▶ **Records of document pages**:

-=-=-

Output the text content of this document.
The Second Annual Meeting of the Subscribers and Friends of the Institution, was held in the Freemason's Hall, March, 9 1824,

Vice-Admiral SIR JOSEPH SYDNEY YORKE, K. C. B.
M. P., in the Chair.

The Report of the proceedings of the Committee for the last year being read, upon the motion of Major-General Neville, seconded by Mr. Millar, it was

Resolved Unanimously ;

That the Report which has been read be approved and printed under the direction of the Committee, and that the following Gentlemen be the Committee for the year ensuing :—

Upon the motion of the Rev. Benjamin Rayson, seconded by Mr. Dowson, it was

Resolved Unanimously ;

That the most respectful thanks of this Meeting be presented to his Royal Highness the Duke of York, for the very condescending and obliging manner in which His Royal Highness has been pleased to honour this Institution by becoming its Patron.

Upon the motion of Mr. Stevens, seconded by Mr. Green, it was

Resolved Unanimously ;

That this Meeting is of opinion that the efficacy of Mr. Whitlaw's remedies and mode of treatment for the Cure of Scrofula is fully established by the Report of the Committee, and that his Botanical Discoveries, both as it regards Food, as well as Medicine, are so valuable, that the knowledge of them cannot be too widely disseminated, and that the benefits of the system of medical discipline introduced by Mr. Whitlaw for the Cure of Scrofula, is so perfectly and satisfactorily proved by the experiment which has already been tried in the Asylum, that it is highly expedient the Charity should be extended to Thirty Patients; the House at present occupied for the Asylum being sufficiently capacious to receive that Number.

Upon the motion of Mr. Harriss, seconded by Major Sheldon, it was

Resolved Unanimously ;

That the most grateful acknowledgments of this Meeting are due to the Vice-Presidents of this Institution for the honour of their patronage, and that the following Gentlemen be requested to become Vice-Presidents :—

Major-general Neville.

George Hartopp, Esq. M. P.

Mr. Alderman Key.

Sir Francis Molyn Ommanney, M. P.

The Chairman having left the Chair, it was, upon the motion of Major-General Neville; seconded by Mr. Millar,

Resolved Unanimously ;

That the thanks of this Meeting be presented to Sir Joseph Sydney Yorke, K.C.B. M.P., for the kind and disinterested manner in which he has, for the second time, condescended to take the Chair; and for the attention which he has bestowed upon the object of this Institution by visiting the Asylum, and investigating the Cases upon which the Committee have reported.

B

-=-=-

▶ **WORK ORDER**:
In the records above, find every line containing the word "Millar" and show it.

▶ **TASK ANSWER**:
The Report of the proceedings of the Committee for the last year being read, upon the motion of Major-General Neville, seconded by Mr. Millar, it was
The Chairman having left the Chair, it was, upon the motion of Major-General Neville; seconded by Mr. Millar,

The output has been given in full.